• _Problem description_: Wherever the string "Weekly" appears in a line, extract that line.

-- Start --

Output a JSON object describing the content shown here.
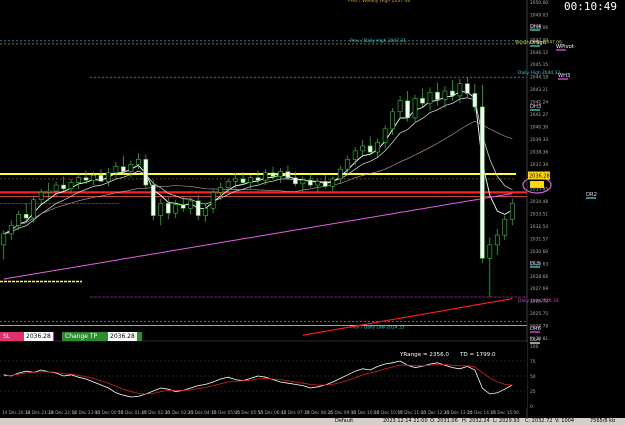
{
  "window": {
    "clock": "00:10:49",
    "header_label": "Prev / Weekly High 2037.06"
  },
  "price_levels": [
    {
      "label": "Prev / Daily High 2047.31",
      "color": "#3ec9c9"
    },
    {
      "label": "Weekly High 2047.06",
      "color": "#c8c832"
    },
    {
      "label": "Daily High 2044.33",
      "color": "#3ec9c9"
    },
    {
      "label": "Daily Low 2026.33",
      "color": "#e040e0"
    },
    {
      "label": "Prev / Daily Low 2024.33",
      "color": "#3ec9c9"
    }
  ],
  "pivot_labels": [
    {
      "label": "DH4"
    },
    {
      "label": "DHigh"
    },
    {
      "label": "WPivot"
    },
    {
      "label": "WH3"
    },
    {
      "label": "DH3"
    },
    {
      "label": "DR2"
    },
    {
      "label": "DL3"
    },
    {
      "label": "DR6"
    },
    {
      "label": "DL4"
    }
  ],
  "price_axis": {
    "ticks": [
      "2050.00",
      "2049.03",
      "2048.06",
      "2047.09",
      "2046.12",
      "2045.15",
      "2044.18",
      "2043.21",
      "2042.24",
      "2041.27",
      "2040.30",
      "2039.33",
      "2038.36",
      "2037.39",
      "2036.42",
      "2035.45",
      "2034.48",
      "2033.51",
      "2032.54",
      "2031.57",
      "2030.60",
      "2029.63",
      "2028.66",
      "2027.69",
      "2026.72",
      "2025.75",
      "2024.78",
      "2023.81"
    ],
    "current_price": "2036.28"
  },
  "orders": {
    "sl_label": "SL",
    "sl_price": "2036.28",
    "tp_label": "Change TP",
    "tp_price": "2036.28"
  },
  "indicator": {
    "range_text": "YRange = 2356.0",
    "td_text": "TD = 1799.0",
    "ticks": [
      "100",
      "75",
      "50",
      "25",
      "0"
    ]
  },
  "time_axis": [
    "14 Dec 20:30",
    "14 Dec 21:20",
    "14 Dec 22:10",
    "14 Dec 23:00",
    "15 Dec 00:50",
    "15 Dec 01:40",
    "15 Dec 02:30",
    "15 Dec 03:20",
    "15 Dec 04:10",
    "15 Dec 05:00",
    "15 Dec 05:50",
    "15 Dec 06:40",
    "15 Dec 07:30",
    "15 Dec 08:20",
    "15 Dec 09:10",
    "15 Dec 10:00",
    "15 Dec 10:50",
    "15 Dec 11:40",
    "15 Dec 12:30",
    "15 Dec 13:20",
    "15 Dec 14:10",
    "15 Dec 15:00"
  ],
  "status_bar": {
    "profile": "Default",
    "datetime": "2023.12.14 21:00",
    "open": "O: 2031.06",
    "high": "H: 2032.24",
    "low": "L: 2029.93",
    "close": "C: 2032.72",
    "volume": "V: 1004",
    "traffic": "7565/6 kb"
  },
  "chart_data": {
    "type": "candlestick",
    "series_note_colors": {
      "ema_fast": "#ffffff",
      "ema_slow": "#cccccc",
      "ma_long": "#e060e0",
      "ma_xlong": "#ff2020"
    },
    "ylim": [
      2023.3,
      2050.0
    ],
    "candles": [
      {
        "o": 2030.6,
        "h": 2031.8,
        "l": 2029.4,
        "c": 2031.5
      },
      {
        "o": 2031.5,
        "h": 2032.6,
        "l": 2031.0,
        "c": 2032.2
      },
      {
        "o": 2032.2,
        "h": 2033.4,
        "l": 2031.8,
        "c": 2033.1
      },
      {
        "o": 2033.1,
        "h": 2034.0,
        "l": 2032.5,
        "c": 2032.8
      },
      {
        "o": 2032.8,
        "h": 2034.6,
        "l": 2032.4,
        "c": 2034.3
      },
      {
        "o": 2034.3,
        "h": 2035.2,
        "l": 2033.9,
        "c": 2034.9
      },
      {
        "o": 2034.9,
        "h": 2035.7,
        "l": 2034.2,
        "c": 2035.0
      },
      {
        "o": 2035.0,
        "h": 2035.8,
        "l": 2034.6,
        "c": 2035.5
      },
      {
        "o": 2035.5,
        "h": 2036.2,
        "l": 2035.0,
        "c": 2035.2
      },
      {
        "o": 2035.2,
        "h": 2036.0,
        "l": 2034.8,
        "c": 2035.7
      },
      {
        "o": 2035.7,
        "h": 2036.4,
        "l": 2035.2,
        "c": 2036.1
      },
      {
        "o": 2036.1,
        "h": 2036.7,
        "l": 2035.6,
        "c": 2035.9
      },
      {
        "o": 2035.9,
        "h": 2036.6,
        "l": 2035.5,
        "c": 2036.3
      },
      {
        "o": 2036.3,
        "h": 2036.8,
        "l": 2035.8,
        "c": 2035.8
      },
      {
        "o": 2035.8,
        "h": 2036.9,
        "l": 2035.4,
        "c": 2036.5
      },
      {
        "o": 2036.5,
        "h": 2037.4,
        "l": 2036.0,
        "c": 2037.0
      },
      {
        "o": 2037.0,
        "h": 2037.9,
        "l": 2036.4,
        "c": 2036.6
      },
      {
        "o": 2036.6,
        "h": 2037.5,
        "l": 2036.1,
        "c": 2037.2
      },
      {
        "o": 2037.2,
        "h": 2038.1,
        "l": 2036.8,
        "c": 2037.6
      },
      {
        "o": 2037.6,
        "h": 2038.0,
        "l": 2035.2,
        "c": 2035.5
      },
      {
        "o": 2035.5,
        "h": 2035.9,
        "l": 2032.6,
        "c": 2033.0
      },
      {
        "o": 2033.0,
        "h": 2034.4,
        "l": 2032.2,
        "c": 2034.0
      },
      {
        "o": 2034.0,
        "h": 2034.5,
        "l": 2032.7,
        "c": 2033.2
      },
      {
        "o": 2033.2,
        "h": 2034.3,
        "l": 2032.8,
        "c": 2033.9
      },
      {
        "o": 2033.9,
        "h": 2034.6,
        "l": 2033.3,
        "c": 2033.6
      },
      {
        "o": 2033.6,
        "h": 2034.5,
        "l": 2033.1,
        "c": 2034.2
      },
      {
        "o": 2034.2,
        "h": 2034.7,
        "l": 2032.6,
        "c": 2033.0
      },
      {
        "o": 2033.0,
        "h": 2034.0,
        "l": 2032.5,
        "c": 2033.6
      },
      {
        "o": 2033.6,
        "h": 2035.2,
        "l": 2033.2,
        "c": 2034.9
      },
      {
        "o": 2034.9,
        "h": 2035.7,
        "l": 2034.3,
        "c": 2035.3
      },
      {
        "o": 2035.3,
        "h": 2036.0,
        "l": 2034.9,
        "c": 2035.8
      },
      {
        "o": 2035.8,
        "h": 2036.5,
        "l": 2035.2,
        "c": 2036.0
      },
      {
        "o": 2036.0,
        "h": 2036.6,
        "l": 2035.5,
        "c": 2035.7
      },
      {
        "o": 2035.7,
        "h": 2036.3,
        "l": 2035.2,
        "c": 2036.1
      },
      {
        "o": 2036.1,
        "h": 2036.7,
        "l": 2035.6,
        "c": 2035.9
      },
      {
        "o": 2035.9,
        "h": 2036.8,
        "l": 2035.5,
        "c": 2036.5
      },
      {
        "o": 2036.5,
        "h": 2037.0,
        "l": 2036.0,
        "c": 2036.2
      },
      {
        "o": 2036.2,
        "h": 2036.9,
        "l": 2035.7,
        "c": 2036.6
      },
      {
        "o": 2036.6,
        "h": 2037.1,
        "l": 2035.9,
        "c": 2036.1
      },
      {
        "o": 2036.1,
        "h": 2036.6,
        "l": 2035.4,
        "c": 2035.6
      },
      {
        "o": 2035.6,
        "h": 2036.2,
        "l": 2035.0,
        "c": 2035.9
      },
      {
        "o": 2035.9,
        "h": 2036.4,
        "l": 2035.3,
        "c": 2035.5
      },
      {
        "o": 2035.5,
        "h": 2036.0,
        "l": 2034.9,
        "c": 2035.8
      },
      {
        "o": 2035.8,
        "h": 2036.3,
        "l": 2035.2,
        "c": 2035.4
      },
      {
        "o": 2035.4,
        "h": 2036.2,
        "l": 2035.0,
        "c": 2036.0
      },
      {
        "o": 2036.0,
        "h": 2037.1,
        "l": 2035.6,
        "c": 2036.8
      },
      {
        "o": 2036.8,
        "h": 2037.9,
        "l": 2036.4,
        "c": 2037.6
      },
      {
        "o": 2037.6,
        "h": 2038.6,
        "l": 2037.1,
        "c": 2038.3
      },
      {
        "o": 2038.3,
        "h": 2039.2,
        "l": 2037.8,
        "c": 2038.7
      },
      {
        "o": 2038.7,
        "h": 2039.5,
        "l": 2038.0,
        "c": 2038.2
      },
      {
        "o": 2038.2,
        "h": 2039.3,
        "l": 2037.7,
        "c": 2039.0
      },
      {
        "o": 2039.0,
        "h": 2040.4,
        "l": 2038.5,
        "c": 2040.1
      },
      {
        "o": 2040.1,
        "h": 2041.8,
        "l": 2039.6,
        "c": 2041.5
      },
      {
        "o": 2041.5,
        "h": 2042.8,
        "l": 2040.9,
        "c": 2042.4
      },
      {
        "o": 2042.4,
        "h": 2043.2,
        "l": 2040.7,
        "c": 2041.0
      },
      {
        "o": 2041.0,
        "h": 2042.9,
        "l": 2040.6,
        "c": 2042.6
      },
      {
        "o": 2042.6,
        "h": 2043.4,
        "l": 2041.9,
        "c": 2042.2
      },
      {
        "o": 2042.2,
        "h": 2043.5,
        "l": 2041.6,
        "c": 2043.1
      },
      {
        "o": 2043.1,
        "h": 2043.9,
        "l": 2042.0,
        "c": 2042.5
      },
      {
        "o": 2042.5,
        "h": 2043.6,
        "l": 2041.8,
        "c": 2043.2
      },
      {
        "o": 2043.2,
        "h": 2044.1,
        "l": 2042.4,
        "c": 2042.8
      },
      {
        "o": 2042.8,
        "h": 2044.2,
        "l": 2042.2,
        "c": 2043.8
      },
      {
        "o": 2043.8,
        "h": 2044.3,
        "l": 2042.7,
        "c": 2043.0
      },
      {
        "o": 2043.0,
        "h": 2043.8,
        "l": 2041.5,
        "c": 2041.9
      },
      {
        "o": 2041.9,
        "h": 2043.7,
        "l": 2029.1,
        "c": 2029.5
      },
      {
        "o": 2029.5,
        "h": 2031.2,
        "l": 2026.3,
        "c": 2030.6
      },
      {
        "o": 2030.6,
        "h": 2031.9,
        "l": 2029.8,
        "c": 2031.4
      },
      {
        "o": 2031.4,
        "h": 2033.0,
        "l": 2031.0,
        "c": 2032.7
      },
      {
        "o": 2032.7,
        "h": 2034.4,
        "l": 2032.2,
        "c": 2034.0
      }
    ],
    "oscillator": [
      52,
      50,
      55,
      58,
      56,
      60,
      57,
      55,
      50,
      52,
      48,
      45,
      40,
      35,
      30,
      22,
      18,
      15,
      16,
      20,
      25,
      30,
      28,
      24,
      26,
      30,
      34,
      36,
      40,
      45,
      48,
      44,
      42,
      46,
      50,
      48,
      44,
      40,
      38,
      36,
      34,
      30,
      32,
      35,
      40,
      46,
      52,
      58,
      62,
      60,
      66,
      70,
      72,
      75,
      68,
      64,
      66,
      70,
      72,
      68,
      64,
      62,
      66,
      60,
      30,
      20,
      22,
      28,
      35
    ],
    "oscillator_signal": [
      50,
      51,
      53,
      55,
      56,
      57,
      57,
      56,
      54,
      53,
      51,
      49,
      46,
      42,
      38,
      33,
      28,
      24,
      21,
      20,
      21,
      24,
      26,
      26,
      26,
      27,
      29,
      31,
      34,
      37,
      40,
      41,
      42,
      43,
      45,
      46,
      45,
      44,
      42,
      40,
      38,
      36,
      35,
      35,
      36,
      39,
      43,
      47,
      52,
      55,
      58,
      62,
      65,
      68,
      68,
      67,
      67,
      68,
      69,
      69,
      68,
      67,
      67,
      65,
      56,
      47,
      40,
      36,
      35
    ]
  }
}
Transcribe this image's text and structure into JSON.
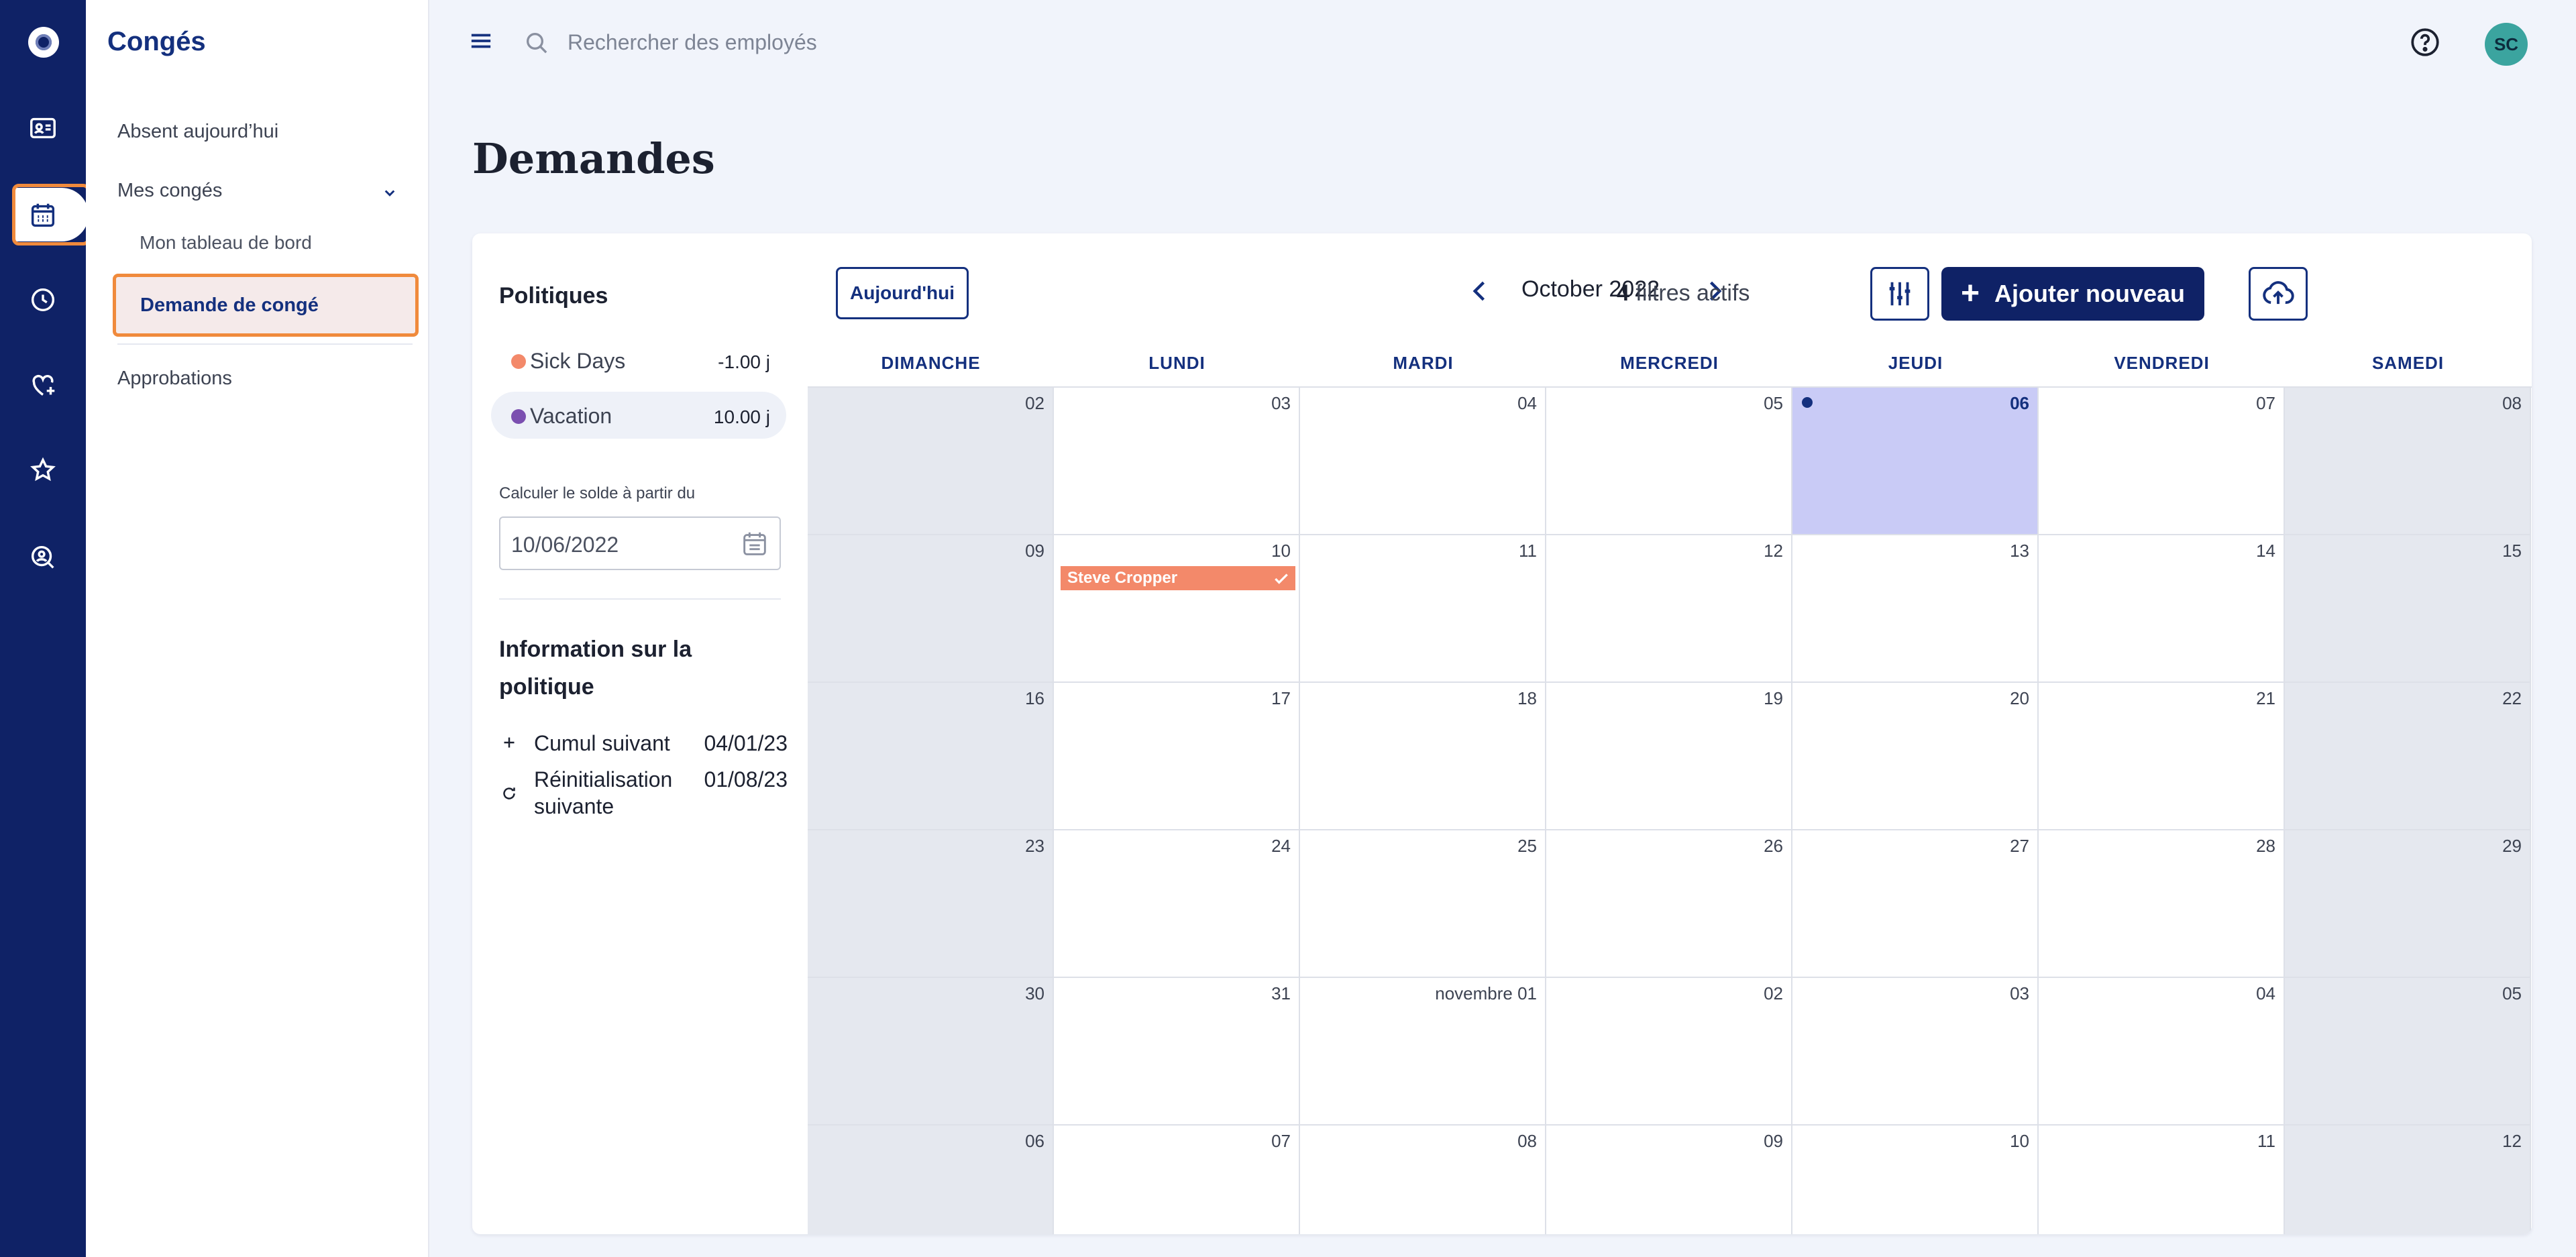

-- End --

• _Answer to the task_:
    "header_label": "Prev / Weekly High 2037.06"
      "label": "Weekly High 2047.06",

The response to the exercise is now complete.